§ SHORT EXERCISE: Go through the entries and transcribe each one exactly, dropping the pictures.

§ EXERCISE DATA:
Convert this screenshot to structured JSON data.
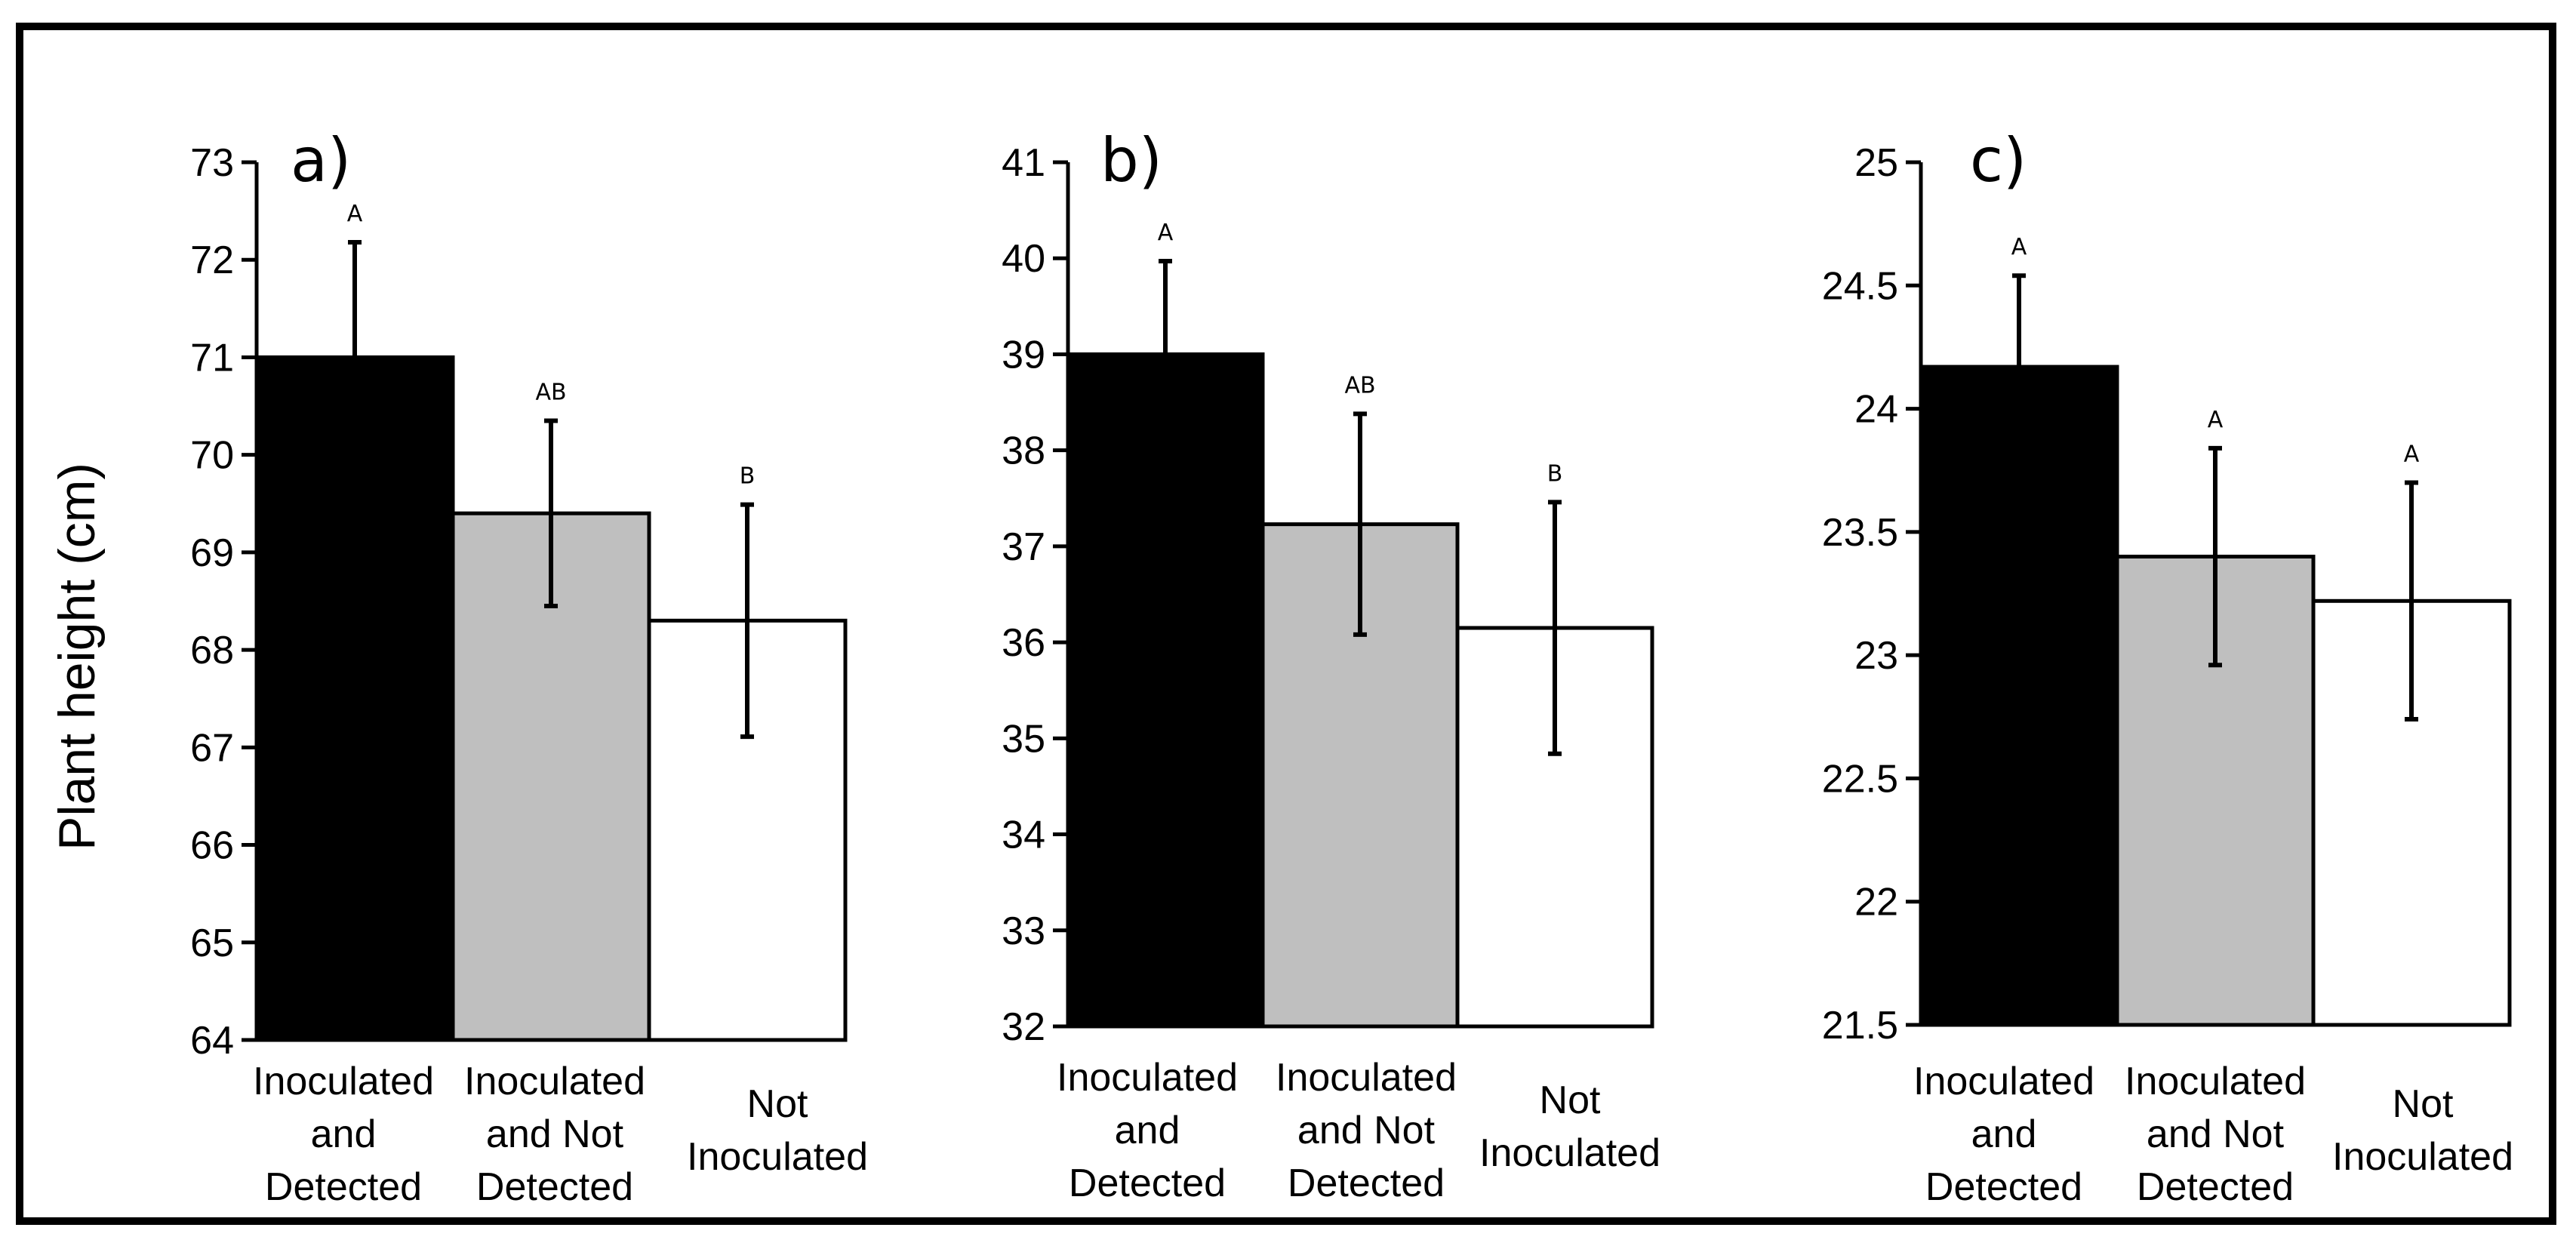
{
  "figure": {
    "ylabel": "Plant height (cm)",
    "colors": {
      "frame": "#000000",
      "axis": "#000000"
    }
  },
  "chart_data": [
    {
      "type": "bar",
      "panel_label": "a)",
      "ylabel": "Plant height (cm)",
      "xlabel": "",
      "ylim": [
        64,
        73
      ],
      "yticks": [
        64,
        65,
        66,
        67,
        68,
        69,
        70,
        71,
        72,
        73
      ],
      "ytick_labels": [
        "64",
        "65",
        "66",
        "67",
        "68",
        "69",
        "70",
        "71",
        "72",
        "73"
      ],
      "categories": [
        [
          "Inoculated",
          "and",
          "Detected"
        ],
        [
          "Inoculated",
          "and Not",
          "Detected"
        ],
        [
          "Not",
          "Inoculated"
        ]
      ],
      "values": [
        71.0,
        69.4,
        68.3
      ],
      "errors": [
        1.18,
        0.95,
        1.19
      ],
      "significance": [
        "A",
        "AB",
        "B"
      ],
      "bar_colors": [
        "#000000",
        "#bfbfbf",
        "#ffffff"
      ],
      "grid": false
    },
    {
      "type": "bar",
      "panel_label": "b)",
      "ylabel": "",
      "xlabel": "",
      "ylim": [
        32,
        41
      ],
      "yticks": [
        32,
        33,
        34,
        35,
        36,
        37,
        38,
        39,
        40,
        41
      ],
      "ytick_labels": [
        "32",
        "33",
        "34",
        "35",
        "36",
        "37",
        "38",
        "39",
        "40",
        "41"
      ],
      "categories": [
        [
          "Inoculated",
          "and",
          "Detected"
        ],
        [
          "Inoculated",
          "and Not",
          "Detected"
        ],
        [
          "Not",
          "Inoculated"
        ]
      ],
      "values": [
        39.0,
        37.23,
        36.15
      ],
      "errors": [
        0.97,
        1.15,
        1.31
      ],
      "significance": [
        "A",
        "AB",
        "B"
      ],
      "bar_colors": [
        "#000000",
        "#bfbfbf",
        "#ffffff"
      ],
      "grid": false
    },
    {
      "type": "bar",
      "panel_label": "c)",
      "ylabel": "",
      "xlabel": "",
      "ylim": [
        21.5,
        25
      ],
      "yticks": [
        21.5,
        22,
        22.5,
        23,
        23.5,
        24,
        24.5,
        25
      ],
      "ytick_labels": [
        "21.5",
        "22",
        "22.5",
        "23",
        "23.5",
        "24",
        "24.5",
        "25"
      ],
      "categories": [
        [
          "Inoculated",
          "and",
          "Detected"
        ],
        [
          "Inoculated",
          "and Not",
          "Detected"
        ],
        [
          "Not",
          "Inoculated"
        ]
      ],
      "values": [
        24.17,
        23.4,
        23.22
      ],
      "errors": [
        0.37,
        0.44,
        0.48
      ],
      "significance": [
        "A",
        "A",
        "A"
      ],
      "bar_colors": [
        "#000000",
        "#bfbfbf",
        "#ffffff"
      ],
      "grid": false
    }
  ]
}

§ FULL OUTPUT:
Convert this screenshot to structured JSON data.
{
  "figure": {
    "ylabel": "Plant height (cm)",
    "colors": {
      "frame": "#000000",
      "axis": "#000000"
    }
  },
  "chart_data": [
    {
      "type": "bar",
      "panel_label": "a)",
      "ylabel": "Plant height (cm)",
      "xlabel": "",
      "ylim": [
        64,
        73
      ],
      "yticks": [
        64,
        65,
        66,
        67,
        68,
        69,
        70,
        71,
        72,
        73
      ],
      "ytick_labels": [
        "64",
        "65",
        "66",
        "67",
        "68",
        "69",
        "70",
        "71",
        "72",
        "73"
      ],
      "categories": [
        [
          "Inoculated",
          "and",
          "Detected"
        ],
        [
          "Inoculated",
          "and Not",
          "Detected"
        ],
        [
          "Not",
          "Inoculated"
        ]
      ],
      "values": [
        71.0,
        69.4,
        68.3
      ],
      "errors": [
        1.18,
        0.95,
        1.19
      ],
      "significance": [
        "A",
        "AB",
        "B"
      ],
      "bar_colors": [
        "#000000",
        "#bfbfbf",
        "#ffffff"
      ],
      "grid": false
    },
    {
      "type": "bar",
      "panel_label": "b)",
      "ylabel": "",
      "xlabel": "",
      "ylim": [
        32,
        41
      ],
      "yticks": [
        32,
        33,
        34,
        35,
        36,
        37,
        38,
        39,
        40,
        41
      ],
      "ytick_labels": [
        "32",
        "33",
        "34",
        "35",
        "36",
        "37",
        "38",
        "39",
        "40",
        "41"
      ],
      "categories": [
        [
          "Inoculated",
          "and",
          "Detected"
        ],
        [
          "Inoculated",
          "and Not",
          "Detected"
        ],
        [
          "Not",
          "Inoculated"
        ]
      ],
      "values": [
        39.0,
        37.23,
        36.15
      ],
      "errors": [
        0.97,
        1.15,
        1.31
      ],
      "significance": [
        "A",
        "AB",
        "B"
      ],
      "bar_colors": [
        "#000000",
        "#bfbfbf",
        "#ffffff"
      ],
      "grid": false
    },
    {
      "type": "bar",
      "panel_label": "c)",
      "ylabel": "",
      "xlabel": "",
      "ylim": [
        21.5,
        25
      ],
      "yticks": [
        21.5,
        22,
        22.5,
        23,
        23.5,
        24,
        24.5,
        25
      ],
      "ytick_labels": [
        "21.5",
        "22",
        "22.5",
        "23",
        "23.5",
        "24",
        "24.5",
        "25"
      ],
      "categories": [
        [
          "Inoculated",
          "and",
          "Detected"
        ],
        [
          "Inoculated",
          "and Not",
          "Detected"
        ],
        [
          "Not",
          "Inoculated"
        ]
      ],
      "values": [
        24.17,
        23.4,
        23.22
      ],
      "errors": [
        0.37,
        0.44,
        0.48
      ],
      "significance": [
        "A",
        "A",
        "A"
      ],
      "bar_colors": [
        "#000000",
        "#bfbfbf",
        "#ffffff"
      ],
      "grid": false
    }
  ]
}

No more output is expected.